◆ THE RECORDS:

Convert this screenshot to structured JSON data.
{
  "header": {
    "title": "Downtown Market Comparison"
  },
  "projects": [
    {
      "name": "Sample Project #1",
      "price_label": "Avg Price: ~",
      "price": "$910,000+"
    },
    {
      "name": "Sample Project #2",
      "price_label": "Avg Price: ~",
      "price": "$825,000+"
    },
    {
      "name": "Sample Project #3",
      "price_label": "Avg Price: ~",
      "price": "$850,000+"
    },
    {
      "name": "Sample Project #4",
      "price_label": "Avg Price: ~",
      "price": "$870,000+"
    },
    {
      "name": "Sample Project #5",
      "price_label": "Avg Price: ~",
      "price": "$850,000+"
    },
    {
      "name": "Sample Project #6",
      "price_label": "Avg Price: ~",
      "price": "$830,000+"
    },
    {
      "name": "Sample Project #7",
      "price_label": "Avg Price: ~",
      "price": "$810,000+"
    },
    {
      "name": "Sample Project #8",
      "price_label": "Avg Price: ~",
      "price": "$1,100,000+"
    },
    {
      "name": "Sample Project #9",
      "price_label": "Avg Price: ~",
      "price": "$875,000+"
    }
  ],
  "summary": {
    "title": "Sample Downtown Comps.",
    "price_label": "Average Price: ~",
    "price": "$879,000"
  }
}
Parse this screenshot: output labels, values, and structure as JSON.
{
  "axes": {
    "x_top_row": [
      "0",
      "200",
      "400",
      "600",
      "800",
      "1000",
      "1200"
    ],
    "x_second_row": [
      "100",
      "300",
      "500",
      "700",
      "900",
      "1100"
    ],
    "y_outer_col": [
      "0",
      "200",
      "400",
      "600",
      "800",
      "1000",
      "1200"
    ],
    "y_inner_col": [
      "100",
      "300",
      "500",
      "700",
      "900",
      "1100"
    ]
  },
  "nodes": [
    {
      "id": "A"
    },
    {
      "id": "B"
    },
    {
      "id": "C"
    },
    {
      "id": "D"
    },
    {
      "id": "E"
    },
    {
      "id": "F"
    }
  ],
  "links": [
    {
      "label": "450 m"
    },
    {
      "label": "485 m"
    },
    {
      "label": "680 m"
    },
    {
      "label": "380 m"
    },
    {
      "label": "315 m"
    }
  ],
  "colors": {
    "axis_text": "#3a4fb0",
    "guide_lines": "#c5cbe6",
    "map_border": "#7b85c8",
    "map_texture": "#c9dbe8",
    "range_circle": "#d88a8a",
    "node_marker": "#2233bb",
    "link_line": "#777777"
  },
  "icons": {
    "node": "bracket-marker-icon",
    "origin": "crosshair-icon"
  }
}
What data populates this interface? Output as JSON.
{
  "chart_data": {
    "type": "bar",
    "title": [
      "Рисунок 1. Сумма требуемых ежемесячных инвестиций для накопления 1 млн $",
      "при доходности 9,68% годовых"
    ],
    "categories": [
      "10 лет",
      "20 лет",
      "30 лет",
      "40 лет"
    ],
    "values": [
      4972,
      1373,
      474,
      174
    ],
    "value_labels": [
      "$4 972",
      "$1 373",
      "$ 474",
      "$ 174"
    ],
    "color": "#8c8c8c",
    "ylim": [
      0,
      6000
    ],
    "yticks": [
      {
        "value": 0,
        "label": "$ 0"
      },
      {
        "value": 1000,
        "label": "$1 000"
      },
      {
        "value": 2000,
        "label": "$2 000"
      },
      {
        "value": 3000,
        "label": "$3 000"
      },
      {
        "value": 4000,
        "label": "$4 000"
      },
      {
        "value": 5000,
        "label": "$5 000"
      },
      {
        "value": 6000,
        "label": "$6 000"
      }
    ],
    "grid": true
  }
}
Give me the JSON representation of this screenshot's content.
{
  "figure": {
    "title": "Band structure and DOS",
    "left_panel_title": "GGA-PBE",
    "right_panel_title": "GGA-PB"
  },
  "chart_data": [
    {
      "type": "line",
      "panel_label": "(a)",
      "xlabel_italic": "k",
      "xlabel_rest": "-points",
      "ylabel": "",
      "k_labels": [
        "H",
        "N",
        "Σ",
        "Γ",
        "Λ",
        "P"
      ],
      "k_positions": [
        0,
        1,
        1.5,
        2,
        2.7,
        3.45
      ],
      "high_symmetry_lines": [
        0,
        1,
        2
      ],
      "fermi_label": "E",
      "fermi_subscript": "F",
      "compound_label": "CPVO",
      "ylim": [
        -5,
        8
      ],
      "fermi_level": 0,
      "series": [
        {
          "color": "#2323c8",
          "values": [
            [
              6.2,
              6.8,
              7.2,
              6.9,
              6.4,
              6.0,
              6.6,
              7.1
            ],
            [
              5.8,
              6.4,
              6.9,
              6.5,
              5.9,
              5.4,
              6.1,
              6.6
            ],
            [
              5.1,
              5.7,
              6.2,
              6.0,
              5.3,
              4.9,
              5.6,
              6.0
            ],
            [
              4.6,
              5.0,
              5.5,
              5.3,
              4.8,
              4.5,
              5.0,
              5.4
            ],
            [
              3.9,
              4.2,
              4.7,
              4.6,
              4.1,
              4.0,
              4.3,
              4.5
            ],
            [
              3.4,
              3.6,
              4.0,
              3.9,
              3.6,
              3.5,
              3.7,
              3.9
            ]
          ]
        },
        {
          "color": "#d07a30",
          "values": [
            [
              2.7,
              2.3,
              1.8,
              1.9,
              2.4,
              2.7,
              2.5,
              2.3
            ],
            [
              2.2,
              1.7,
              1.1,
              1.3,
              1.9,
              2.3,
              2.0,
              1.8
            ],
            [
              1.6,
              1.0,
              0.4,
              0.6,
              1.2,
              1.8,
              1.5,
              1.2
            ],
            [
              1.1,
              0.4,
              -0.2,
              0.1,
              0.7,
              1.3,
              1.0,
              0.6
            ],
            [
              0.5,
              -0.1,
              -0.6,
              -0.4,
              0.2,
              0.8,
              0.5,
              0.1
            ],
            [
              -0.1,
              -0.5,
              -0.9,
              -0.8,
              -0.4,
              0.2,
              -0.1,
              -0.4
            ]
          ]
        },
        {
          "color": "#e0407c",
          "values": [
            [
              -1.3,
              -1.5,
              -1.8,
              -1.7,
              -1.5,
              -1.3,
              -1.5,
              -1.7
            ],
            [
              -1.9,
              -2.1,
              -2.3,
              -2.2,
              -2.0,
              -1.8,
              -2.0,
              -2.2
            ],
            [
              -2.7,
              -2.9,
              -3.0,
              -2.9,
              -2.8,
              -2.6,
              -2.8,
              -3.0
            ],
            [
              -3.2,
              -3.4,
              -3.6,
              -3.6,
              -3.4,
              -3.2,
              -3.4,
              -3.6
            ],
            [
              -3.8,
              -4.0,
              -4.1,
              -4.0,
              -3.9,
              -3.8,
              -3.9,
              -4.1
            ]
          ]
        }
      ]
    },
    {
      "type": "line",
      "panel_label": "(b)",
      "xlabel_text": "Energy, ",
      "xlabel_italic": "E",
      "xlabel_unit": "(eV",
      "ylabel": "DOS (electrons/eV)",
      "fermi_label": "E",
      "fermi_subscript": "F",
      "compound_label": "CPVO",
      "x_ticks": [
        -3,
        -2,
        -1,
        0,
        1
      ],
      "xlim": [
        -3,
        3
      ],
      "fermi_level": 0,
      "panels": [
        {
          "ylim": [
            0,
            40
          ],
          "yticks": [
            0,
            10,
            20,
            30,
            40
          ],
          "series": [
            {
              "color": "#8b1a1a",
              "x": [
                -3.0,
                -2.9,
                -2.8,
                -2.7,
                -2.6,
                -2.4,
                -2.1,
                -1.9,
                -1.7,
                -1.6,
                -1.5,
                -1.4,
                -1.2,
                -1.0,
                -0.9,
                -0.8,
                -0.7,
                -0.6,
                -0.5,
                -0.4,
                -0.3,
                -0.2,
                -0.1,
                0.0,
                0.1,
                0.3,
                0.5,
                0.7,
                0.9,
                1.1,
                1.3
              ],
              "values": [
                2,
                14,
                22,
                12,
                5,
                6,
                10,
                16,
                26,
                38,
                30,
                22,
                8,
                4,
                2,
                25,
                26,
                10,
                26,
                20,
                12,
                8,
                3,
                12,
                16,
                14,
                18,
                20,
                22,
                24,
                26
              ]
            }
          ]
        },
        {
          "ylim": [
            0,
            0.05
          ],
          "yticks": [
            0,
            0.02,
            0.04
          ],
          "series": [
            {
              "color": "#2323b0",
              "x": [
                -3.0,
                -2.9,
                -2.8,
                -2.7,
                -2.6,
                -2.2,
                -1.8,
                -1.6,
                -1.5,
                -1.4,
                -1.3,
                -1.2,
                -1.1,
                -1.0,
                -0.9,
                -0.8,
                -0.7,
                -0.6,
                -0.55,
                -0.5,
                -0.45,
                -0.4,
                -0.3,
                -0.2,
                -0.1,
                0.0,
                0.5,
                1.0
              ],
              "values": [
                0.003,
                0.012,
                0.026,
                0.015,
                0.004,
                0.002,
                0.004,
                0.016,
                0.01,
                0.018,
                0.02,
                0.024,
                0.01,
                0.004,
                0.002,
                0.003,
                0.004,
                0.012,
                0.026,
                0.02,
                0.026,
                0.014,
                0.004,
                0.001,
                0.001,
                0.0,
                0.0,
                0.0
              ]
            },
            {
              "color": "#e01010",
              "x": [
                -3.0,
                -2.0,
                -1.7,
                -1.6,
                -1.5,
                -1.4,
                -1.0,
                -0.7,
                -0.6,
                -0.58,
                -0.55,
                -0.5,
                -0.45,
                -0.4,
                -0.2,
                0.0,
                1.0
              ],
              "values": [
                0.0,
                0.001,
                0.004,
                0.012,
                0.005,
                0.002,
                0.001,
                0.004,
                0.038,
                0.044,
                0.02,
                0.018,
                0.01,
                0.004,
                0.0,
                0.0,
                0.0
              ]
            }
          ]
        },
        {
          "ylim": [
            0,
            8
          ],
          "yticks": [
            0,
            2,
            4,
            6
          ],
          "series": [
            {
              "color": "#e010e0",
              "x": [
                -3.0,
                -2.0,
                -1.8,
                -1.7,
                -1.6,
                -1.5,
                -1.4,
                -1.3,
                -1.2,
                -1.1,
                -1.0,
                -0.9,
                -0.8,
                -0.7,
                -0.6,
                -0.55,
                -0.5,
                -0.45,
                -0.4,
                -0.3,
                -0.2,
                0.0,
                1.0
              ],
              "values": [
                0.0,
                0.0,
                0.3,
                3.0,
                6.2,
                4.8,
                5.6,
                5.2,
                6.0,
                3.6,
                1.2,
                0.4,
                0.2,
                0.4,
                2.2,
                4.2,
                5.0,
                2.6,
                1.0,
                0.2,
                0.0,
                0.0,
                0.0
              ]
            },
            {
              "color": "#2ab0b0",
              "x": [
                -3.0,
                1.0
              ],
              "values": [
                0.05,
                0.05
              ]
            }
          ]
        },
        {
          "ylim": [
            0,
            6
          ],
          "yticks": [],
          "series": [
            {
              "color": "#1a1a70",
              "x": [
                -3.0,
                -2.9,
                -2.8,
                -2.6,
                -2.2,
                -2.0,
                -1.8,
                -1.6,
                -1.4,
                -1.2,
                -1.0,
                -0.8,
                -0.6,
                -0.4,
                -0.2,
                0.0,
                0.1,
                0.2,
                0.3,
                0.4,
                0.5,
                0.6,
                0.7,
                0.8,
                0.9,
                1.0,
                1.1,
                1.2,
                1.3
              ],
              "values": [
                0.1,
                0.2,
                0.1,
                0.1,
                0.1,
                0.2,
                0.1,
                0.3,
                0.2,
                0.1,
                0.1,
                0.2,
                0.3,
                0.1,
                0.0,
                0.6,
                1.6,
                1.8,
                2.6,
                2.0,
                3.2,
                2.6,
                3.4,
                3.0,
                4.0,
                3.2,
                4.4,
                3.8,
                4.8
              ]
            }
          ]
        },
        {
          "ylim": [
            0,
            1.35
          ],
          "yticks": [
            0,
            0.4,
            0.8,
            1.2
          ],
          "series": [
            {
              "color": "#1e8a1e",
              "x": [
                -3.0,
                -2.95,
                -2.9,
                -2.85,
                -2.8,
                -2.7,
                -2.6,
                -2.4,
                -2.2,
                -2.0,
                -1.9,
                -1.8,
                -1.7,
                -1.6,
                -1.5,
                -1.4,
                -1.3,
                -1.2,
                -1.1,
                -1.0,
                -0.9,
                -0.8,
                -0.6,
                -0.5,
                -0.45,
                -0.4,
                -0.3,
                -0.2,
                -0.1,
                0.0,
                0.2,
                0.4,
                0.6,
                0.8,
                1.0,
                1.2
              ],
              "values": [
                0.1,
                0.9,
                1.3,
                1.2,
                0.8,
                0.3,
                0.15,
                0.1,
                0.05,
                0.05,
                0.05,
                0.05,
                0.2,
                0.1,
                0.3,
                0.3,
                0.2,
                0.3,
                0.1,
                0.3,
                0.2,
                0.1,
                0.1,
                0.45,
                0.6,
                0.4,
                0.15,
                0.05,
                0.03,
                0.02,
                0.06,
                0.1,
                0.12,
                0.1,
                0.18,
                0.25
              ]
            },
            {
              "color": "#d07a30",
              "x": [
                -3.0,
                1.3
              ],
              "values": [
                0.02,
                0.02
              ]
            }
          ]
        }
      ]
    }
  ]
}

◆ GIVEN PROBLEM: Reproduce every line from the entries that holds the word "screenshot".

◆ THE REPLY:
Convert this screenshot to structured JSON data.
Parse this screenshot: output labels, values, and structure as JSON.
Give me the JSON representation of this screenshot's content.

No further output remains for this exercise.